:: PASSAGE SHOWN ::
[start]
Focus on Finance

To Buy or Not to Buy
In the early 1990s, many executives who were “right-sized” out of work followed their dreams and became entrepreneurs. The dynamic companies they started ultimately created two-thirds of the new jobs in our economy and half of the jobs in the private sector.

The trend has taken a twist in the early 21st century. Now, many laid-off executives are pursuing their entrepreneurial dreams down a somewhat different path: they’re buying businesses that already exist.

Why buy an existing business?

Buying an existing business gives you a head start. It can be less risky, and individuals may see a profit sooner than when starting a new company from scratch. The business may come with a recognized market position, an established customer base, experienced employees, and established systems.

The purchase of a solid business generally will include some “good will.” You should compare that cost to how much working capital would be needed to enter into the same market and get to the same point of positive cash flow. If you structure the acquisition strategically, that immediate cash flow can provide a reduced risk of business failure.

However, buying an existing business isn’t risk-free. Your success depends on how well you analyze the business you ultimately buy. Begin with a strategic plan, and be prepared for the search to take several months.

Your plan should include contacting a professional business broker, searching through your own contacts and networking, contacting trade associations, and cold calling current owners of the kind of business you want to own. Use multiple approaches in your search; call your attorney, your accountant, your banker, your friends, and even your neighbors. They just might come up with the perfect match.

Do your due diligence

As you go about finding your business, consider the following:
  • What’s the owner selling?
  • Why is the owner selling?
  • How much does the owner want, and how was that price determined?
  • Is there financing or trade credit to go with the deal?
  • Why is this a good deal?

Once you’ve “kicked the tires” and found the right company, begin the due diligence phase. There’s no such thing as too much information. Once the acquisition is complete, you won’t have a chance to go back for clarification. Obtain advice from professionals outside your areas of expertise; talk with your attorney and accountant.
[end]
[Region and label listings]
[start]
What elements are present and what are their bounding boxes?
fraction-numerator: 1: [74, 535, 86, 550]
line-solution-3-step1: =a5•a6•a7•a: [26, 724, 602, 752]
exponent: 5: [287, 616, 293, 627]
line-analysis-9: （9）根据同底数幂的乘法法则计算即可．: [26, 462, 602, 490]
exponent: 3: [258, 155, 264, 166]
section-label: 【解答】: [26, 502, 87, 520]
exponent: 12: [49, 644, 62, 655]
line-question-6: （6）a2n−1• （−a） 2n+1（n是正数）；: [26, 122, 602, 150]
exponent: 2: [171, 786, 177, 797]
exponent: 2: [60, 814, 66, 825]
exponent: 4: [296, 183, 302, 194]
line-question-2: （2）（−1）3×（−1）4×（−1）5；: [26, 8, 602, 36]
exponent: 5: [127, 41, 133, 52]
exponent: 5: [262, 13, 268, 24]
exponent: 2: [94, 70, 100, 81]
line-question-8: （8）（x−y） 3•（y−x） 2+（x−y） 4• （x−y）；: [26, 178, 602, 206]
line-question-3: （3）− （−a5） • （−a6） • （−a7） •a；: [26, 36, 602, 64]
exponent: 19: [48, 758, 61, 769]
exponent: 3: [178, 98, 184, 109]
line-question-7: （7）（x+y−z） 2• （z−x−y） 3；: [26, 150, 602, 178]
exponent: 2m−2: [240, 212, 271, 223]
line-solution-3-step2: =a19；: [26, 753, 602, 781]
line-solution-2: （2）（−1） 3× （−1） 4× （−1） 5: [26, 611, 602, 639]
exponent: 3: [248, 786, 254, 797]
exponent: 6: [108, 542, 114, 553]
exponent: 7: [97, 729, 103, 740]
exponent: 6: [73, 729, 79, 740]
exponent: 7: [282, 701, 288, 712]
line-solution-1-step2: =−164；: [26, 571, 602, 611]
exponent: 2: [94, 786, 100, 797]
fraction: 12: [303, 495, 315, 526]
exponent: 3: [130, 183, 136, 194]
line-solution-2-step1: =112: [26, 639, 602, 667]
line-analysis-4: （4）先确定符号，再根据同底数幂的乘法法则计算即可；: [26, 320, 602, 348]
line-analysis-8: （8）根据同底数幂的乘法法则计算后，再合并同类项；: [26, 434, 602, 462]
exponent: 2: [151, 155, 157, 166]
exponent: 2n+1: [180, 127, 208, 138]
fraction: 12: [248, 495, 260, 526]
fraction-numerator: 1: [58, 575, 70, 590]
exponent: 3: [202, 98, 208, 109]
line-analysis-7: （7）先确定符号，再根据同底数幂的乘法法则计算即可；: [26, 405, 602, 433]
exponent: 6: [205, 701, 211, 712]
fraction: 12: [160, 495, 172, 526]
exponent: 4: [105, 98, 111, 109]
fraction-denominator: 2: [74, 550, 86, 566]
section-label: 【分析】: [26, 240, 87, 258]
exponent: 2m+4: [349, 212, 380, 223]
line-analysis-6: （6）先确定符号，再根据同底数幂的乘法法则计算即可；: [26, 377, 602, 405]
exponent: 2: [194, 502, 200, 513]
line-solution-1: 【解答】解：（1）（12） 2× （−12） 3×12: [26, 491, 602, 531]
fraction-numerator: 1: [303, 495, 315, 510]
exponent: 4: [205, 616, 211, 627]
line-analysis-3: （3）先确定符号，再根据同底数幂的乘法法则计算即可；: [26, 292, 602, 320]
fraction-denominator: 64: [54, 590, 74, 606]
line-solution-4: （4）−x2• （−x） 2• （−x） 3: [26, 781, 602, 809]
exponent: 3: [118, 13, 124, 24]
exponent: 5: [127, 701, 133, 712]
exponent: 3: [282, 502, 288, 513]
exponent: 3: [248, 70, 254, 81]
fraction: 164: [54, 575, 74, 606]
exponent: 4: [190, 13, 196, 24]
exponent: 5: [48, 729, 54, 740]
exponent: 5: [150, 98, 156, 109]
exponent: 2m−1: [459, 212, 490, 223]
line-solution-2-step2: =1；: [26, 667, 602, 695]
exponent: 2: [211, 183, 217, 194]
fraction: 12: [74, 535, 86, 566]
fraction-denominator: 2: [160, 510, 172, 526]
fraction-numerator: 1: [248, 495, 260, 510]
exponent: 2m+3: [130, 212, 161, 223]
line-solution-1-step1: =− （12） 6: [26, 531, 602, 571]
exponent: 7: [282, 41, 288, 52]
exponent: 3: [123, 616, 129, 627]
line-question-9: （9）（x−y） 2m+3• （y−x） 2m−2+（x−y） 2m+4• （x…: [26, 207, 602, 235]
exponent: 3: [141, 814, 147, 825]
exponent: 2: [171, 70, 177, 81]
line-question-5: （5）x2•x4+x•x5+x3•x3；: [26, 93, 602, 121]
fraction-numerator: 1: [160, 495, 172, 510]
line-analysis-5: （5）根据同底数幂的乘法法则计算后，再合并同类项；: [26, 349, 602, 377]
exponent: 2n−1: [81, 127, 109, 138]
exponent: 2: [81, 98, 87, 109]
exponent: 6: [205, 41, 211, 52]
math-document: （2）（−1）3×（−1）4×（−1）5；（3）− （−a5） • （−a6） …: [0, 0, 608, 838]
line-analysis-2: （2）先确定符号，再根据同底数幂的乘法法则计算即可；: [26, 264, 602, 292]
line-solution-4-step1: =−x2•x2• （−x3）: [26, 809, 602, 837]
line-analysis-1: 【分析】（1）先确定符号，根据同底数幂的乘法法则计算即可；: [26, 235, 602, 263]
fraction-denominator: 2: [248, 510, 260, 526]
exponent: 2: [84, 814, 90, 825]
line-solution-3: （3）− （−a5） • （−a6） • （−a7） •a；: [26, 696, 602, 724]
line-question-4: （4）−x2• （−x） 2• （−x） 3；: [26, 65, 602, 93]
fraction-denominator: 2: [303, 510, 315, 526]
[end]
:: PROBLEMS ::
[A] From the piece on buying an existing business, reproduce everything from "Buying an existing business gives" down to "and established systems.".
[B] Summarize the piece on buying an existing business in two sentences.

:: SOLUTIONS FOR EACH TASK ::
[A]
Buying an existing business gives you a head start. It can be less risky, and individuals may see a profit sooner than when starting a new company from scratch. The business may come with a recognized market position, an established customer base, experienced employees, and established systems.

[B] In the early 21st century, many laid-off executives are pursuing entrepreneurship by buying existing businesses, which can be less risky and give a head start such as an established customer base, experienced employees, and established systems. Buying is still not risk-free, so buyers should start with a strategic plan, expect the search to take several months, use multiple approaches, and carry out thorough due diligence with advice from an attorney and accountant.